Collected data
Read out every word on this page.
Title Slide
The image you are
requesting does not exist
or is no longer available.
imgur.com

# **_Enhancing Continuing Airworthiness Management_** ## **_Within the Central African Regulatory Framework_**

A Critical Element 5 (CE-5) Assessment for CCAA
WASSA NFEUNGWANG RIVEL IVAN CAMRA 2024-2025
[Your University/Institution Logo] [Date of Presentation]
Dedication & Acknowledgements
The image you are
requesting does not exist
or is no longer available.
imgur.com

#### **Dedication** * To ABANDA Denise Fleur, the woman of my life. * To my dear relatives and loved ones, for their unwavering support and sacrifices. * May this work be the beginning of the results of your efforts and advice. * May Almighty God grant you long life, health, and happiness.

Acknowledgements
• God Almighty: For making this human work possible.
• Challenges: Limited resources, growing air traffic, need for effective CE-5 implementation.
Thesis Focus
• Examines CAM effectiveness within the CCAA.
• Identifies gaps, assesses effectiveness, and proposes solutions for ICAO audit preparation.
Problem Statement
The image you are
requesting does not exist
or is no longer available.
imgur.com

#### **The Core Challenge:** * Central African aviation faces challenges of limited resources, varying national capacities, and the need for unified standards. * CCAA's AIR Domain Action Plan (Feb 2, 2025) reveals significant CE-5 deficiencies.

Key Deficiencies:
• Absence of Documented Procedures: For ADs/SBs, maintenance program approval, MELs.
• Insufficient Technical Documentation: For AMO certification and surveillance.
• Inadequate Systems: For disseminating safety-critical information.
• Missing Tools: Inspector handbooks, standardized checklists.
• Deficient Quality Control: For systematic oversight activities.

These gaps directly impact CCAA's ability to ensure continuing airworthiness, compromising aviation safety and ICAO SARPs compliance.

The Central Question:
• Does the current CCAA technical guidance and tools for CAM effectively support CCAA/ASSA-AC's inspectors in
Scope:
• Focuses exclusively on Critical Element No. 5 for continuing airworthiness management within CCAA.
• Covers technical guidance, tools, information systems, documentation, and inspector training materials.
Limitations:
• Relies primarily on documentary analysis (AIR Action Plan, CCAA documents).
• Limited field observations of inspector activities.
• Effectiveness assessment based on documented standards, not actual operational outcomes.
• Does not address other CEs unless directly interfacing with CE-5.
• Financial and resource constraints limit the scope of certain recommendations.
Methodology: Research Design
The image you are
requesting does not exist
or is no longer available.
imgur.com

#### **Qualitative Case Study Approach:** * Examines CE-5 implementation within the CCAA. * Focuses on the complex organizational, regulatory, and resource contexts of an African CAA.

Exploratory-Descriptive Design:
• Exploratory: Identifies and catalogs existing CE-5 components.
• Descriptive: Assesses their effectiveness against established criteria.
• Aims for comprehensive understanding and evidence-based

Work to do>
Reproduce every line from the entries that holds the word "Examines".

Reply to the exercise>
• Examines CAM effectiveness within the CCAA.
#### **Qualitative Case Study Approach:** * Examines CE-5 implementation within the CCAA. * Focuses on the complex organizational, regulatory, and resource contexts of an African CAA.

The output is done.